### Provided material:
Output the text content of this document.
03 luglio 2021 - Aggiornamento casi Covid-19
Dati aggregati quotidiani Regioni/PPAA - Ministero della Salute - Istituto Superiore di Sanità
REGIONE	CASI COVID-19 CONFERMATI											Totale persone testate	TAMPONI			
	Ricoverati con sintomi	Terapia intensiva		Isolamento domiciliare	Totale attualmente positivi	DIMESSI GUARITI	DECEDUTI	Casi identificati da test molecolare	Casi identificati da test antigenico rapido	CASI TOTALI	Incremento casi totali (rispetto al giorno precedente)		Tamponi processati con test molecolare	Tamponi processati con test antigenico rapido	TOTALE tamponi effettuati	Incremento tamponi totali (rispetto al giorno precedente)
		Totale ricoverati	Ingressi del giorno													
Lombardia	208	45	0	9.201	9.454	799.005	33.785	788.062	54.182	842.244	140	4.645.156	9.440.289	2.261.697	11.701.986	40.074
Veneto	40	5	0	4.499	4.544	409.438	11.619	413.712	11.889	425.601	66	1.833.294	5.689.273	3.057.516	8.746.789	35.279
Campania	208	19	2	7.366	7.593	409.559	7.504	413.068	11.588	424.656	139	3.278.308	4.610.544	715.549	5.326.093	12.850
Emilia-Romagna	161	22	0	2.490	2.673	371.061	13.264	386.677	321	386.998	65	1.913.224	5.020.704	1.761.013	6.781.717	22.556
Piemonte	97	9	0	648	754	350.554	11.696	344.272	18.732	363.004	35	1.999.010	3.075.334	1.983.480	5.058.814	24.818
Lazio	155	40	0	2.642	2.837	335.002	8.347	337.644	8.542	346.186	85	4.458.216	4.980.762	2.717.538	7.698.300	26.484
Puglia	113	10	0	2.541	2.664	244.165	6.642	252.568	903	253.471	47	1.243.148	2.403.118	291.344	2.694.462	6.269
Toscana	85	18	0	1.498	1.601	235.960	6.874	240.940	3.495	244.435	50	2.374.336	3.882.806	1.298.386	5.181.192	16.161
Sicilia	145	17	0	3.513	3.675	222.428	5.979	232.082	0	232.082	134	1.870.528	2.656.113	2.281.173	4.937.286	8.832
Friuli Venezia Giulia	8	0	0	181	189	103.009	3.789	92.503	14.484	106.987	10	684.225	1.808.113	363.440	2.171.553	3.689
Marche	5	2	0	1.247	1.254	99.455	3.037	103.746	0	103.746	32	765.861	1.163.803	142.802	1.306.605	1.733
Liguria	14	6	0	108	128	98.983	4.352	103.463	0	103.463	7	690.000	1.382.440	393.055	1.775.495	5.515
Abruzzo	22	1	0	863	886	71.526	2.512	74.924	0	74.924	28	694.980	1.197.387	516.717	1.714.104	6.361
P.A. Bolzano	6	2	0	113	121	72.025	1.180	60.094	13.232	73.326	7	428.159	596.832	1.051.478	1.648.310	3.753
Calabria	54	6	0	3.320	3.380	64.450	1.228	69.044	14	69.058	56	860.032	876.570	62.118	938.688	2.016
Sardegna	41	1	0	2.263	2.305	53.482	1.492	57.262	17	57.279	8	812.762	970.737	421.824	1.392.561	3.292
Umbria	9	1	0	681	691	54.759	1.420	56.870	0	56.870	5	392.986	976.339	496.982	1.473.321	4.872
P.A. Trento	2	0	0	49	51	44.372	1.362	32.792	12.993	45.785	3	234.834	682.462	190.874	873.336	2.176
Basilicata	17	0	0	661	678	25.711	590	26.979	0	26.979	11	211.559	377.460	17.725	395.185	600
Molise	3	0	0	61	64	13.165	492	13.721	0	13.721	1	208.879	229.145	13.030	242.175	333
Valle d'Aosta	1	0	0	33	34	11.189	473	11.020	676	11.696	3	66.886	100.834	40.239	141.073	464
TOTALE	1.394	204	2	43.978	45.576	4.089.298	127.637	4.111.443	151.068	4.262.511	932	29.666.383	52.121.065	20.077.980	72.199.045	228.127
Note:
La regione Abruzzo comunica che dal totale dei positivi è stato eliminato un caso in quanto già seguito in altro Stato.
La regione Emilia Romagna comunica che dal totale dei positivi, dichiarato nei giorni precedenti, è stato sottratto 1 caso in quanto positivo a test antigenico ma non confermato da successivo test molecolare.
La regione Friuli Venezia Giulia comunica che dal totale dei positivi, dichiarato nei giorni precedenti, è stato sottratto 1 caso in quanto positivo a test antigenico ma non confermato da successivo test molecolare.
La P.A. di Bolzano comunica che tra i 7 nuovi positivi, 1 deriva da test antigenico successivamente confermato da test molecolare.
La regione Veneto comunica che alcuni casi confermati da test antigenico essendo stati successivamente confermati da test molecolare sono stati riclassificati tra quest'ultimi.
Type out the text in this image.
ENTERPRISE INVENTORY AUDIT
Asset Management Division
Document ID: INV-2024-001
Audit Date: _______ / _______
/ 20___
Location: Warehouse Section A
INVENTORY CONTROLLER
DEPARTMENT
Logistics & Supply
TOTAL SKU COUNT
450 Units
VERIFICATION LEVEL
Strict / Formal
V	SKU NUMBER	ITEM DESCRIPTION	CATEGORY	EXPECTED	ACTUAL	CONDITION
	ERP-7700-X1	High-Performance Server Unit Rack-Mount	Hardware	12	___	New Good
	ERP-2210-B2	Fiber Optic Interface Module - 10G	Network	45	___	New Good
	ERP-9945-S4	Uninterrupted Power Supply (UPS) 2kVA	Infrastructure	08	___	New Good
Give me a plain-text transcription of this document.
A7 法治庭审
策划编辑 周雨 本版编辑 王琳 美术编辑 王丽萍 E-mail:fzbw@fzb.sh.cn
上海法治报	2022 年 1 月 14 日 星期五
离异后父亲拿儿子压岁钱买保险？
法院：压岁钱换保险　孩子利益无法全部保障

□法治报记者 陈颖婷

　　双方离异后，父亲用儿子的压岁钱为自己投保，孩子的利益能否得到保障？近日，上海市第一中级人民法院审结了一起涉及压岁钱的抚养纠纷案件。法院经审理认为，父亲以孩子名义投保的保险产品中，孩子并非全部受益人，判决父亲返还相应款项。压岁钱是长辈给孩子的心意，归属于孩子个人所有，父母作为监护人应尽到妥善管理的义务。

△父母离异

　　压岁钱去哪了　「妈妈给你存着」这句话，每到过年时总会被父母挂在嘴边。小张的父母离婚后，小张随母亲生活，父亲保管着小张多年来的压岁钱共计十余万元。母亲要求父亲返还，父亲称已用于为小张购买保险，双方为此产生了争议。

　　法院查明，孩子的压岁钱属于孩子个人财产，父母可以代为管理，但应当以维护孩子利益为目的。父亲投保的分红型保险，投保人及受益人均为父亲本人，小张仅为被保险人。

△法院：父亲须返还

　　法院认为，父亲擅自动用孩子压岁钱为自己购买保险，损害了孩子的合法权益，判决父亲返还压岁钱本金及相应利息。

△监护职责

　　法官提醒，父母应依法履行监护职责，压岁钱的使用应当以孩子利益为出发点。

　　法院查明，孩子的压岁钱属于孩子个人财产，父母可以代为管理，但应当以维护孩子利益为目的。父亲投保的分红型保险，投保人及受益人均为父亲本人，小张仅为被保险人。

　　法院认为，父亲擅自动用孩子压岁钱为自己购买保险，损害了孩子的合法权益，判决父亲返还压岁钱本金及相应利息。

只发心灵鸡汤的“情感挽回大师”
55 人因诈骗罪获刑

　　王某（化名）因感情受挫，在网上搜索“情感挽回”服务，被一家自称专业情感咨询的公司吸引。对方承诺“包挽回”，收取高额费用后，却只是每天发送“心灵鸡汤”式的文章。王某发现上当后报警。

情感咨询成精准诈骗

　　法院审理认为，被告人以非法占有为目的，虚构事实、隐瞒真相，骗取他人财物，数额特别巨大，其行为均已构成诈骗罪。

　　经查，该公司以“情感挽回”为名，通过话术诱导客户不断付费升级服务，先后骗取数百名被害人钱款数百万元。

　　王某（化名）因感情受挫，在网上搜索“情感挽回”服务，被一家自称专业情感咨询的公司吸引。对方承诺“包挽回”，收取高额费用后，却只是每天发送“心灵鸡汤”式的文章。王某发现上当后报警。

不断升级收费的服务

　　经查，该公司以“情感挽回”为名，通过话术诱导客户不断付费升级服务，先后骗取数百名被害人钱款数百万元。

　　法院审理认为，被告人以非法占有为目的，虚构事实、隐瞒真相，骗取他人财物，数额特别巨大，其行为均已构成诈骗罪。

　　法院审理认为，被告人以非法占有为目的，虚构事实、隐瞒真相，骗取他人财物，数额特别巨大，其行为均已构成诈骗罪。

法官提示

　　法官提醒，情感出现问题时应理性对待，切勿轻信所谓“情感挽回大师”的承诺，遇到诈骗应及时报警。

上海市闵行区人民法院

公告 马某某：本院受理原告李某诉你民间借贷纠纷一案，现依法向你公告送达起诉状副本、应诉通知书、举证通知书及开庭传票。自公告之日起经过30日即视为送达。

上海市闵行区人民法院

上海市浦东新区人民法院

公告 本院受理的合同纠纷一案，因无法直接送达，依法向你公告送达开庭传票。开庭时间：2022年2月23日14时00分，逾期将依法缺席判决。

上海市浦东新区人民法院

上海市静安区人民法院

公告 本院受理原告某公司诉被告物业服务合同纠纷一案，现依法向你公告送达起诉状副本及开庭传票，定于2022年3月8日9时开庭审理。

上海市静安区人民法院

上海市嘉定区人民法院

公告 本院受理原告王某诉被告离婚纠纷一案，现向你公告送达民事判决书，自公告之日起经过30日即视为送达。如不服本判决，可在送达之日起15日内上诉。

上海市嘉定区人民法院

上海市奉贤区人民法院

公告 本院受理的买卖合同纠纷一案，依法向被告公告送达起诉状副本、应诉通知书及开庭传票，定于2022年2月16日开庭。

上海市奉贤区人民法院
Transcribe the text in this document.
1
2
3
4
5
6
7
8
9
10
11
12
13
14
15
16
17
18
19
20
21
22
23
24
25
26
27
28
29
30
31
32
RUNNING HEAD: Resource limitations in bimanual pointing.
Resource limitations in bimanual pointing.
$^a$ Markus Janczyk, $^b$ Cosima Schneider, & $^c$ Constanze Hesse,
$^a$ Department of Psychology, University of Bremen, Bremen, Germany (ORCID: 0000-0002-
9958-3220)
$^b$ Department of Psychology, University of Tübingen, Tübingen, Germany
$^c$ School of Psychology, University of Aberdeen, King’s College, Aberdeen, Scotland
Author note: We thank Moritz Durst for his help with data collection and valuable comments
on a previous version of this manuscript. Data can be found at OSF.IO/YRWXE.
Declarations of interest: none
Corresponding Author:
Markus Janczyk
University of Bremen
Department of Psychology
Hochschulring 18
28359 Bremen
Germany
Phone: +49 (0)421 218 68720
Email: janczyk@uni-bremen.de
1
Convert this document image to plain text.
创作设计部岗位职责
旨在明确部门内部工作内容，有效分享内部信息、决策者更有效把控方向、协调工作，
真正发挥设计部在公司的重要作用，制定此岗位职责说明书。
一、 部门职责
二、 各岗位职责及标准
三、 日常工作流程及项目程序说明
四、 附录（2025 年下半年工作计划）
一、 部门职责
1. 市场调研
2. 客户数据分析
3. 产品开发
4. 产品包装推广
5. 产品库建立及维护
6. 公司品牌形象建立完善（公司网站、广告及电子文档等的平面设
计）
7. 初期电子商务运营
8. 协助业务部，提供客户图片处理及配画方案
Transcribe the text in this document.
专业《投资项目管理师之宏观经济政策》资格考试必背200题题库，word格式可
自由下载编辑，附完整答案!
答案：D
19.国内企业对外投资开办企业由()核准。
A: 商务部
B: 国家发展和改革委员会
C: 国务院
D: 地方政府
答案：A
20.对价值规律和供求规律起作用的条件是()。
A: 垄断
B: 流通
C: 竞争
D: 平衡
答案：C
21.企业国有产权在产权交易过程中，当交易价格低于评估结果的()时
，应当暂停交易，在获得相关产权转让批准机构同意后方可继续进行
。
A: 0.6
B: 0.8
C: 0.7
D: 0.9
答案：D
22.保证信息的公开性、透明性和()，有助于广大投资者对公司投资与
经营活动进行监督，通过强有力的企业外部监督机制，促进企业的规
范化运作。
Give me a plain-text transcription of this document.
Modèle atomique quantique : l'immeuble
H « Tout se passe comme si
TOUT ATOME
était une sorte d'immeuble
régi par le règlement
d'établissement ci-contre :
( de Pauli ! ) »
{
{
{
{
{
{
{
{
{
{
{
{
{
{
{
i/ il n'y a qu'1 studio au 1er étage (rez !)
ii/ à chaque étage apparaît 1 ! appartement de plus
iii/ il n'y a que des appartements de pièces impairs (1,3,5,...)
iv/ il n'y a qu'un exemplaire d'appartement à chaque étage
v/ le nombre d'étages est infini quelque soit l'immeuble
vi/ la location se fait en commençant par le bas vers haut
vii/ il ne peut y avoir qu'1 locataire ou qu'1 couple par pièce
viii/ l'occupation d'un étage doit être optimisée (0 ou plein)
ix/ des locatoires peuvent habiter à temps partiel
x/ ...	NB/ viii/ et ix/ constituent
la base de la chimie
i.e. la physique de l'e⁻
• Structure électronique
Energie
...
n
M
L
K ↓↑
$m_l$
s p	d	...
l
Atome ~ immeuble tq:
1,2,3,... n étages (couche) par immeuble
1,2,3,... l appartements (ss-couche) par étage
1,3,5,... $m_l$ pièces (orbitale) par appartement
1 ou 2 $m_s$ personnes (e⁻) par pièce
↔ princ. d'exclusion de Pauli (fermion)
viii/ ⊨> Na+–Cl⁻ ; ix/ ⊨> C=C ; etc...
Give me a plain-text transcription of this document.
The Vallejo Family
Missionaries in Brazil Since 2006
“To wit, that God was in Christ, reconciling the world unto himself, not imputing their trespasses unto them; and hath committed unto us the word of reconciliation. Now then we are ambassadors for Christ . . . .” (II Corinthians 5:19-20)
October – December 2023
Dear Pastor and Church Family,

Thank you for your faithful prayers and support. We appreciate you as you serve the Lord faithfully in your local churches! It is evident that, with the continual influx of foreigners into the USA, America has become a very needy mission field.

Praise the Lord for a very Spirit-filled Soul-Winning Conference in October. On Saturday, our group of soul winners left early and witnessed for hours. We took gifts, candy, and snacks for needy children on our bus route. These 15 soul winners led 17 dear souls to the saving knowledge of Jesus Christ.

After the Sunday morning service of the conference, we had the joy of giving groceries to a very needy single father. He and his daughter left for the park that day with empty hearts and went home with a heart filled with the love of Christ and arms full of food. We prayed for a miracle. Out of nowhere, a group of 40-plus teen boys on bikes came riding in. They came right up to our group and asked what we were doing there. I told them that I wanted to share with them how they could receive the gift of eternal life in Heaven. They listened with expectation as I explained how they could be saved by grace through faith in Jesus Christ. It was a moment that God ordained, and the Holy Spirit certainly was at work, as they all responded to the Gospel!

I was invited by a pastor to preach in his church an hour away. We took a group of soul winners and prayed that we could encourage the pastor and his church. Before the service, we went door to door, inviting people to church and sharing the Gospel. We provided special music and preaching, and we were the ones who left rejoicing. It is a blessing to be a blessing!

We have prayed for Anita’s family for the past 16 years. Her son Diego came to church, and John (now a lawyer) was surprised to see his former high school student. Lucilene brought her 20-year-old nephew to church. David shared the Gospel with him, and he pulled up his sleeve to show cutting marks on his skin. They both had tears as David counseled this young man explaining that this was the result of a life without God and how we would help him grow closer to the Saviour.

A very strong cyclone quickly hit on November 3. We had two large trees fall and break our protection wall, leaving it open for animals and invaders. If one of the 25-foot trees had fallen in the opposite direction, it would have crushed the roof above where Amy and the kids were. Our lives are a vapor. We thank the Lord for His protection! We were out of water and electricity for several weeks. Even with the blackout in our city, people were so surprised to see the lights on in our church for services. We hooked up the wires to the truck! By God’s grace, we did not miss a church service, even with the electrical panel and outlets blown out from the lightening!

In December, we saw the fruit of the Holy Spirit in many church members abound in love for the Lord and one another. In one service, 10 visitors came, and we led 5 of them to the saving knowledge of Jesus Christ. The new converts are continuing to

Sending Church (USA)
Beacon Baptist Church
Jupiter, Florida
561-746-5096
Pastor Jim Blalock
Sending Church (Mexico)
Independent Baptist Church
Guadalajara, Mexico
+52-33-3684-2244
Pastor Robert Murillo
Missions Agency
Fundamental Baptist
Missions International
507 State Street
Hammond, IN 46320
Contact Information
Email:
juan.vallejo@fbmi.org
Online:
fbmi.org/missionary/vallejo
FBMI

### Your task:
Whichever lines contain the string "Veneto", select and copy them.

### Finished answer:
Veneto	40	5	0	4.499	4.544	409.438	11.619	413.712	11.889	425.601	66	1.833.294	5.689.273	3.057.516	8.746.789	35.279
La regione Veneto comunica che alcuni casi confermati da test antigenico essendo stati successivamente confermati da test molecolare sono stati riclassificati tra quest'ultimi.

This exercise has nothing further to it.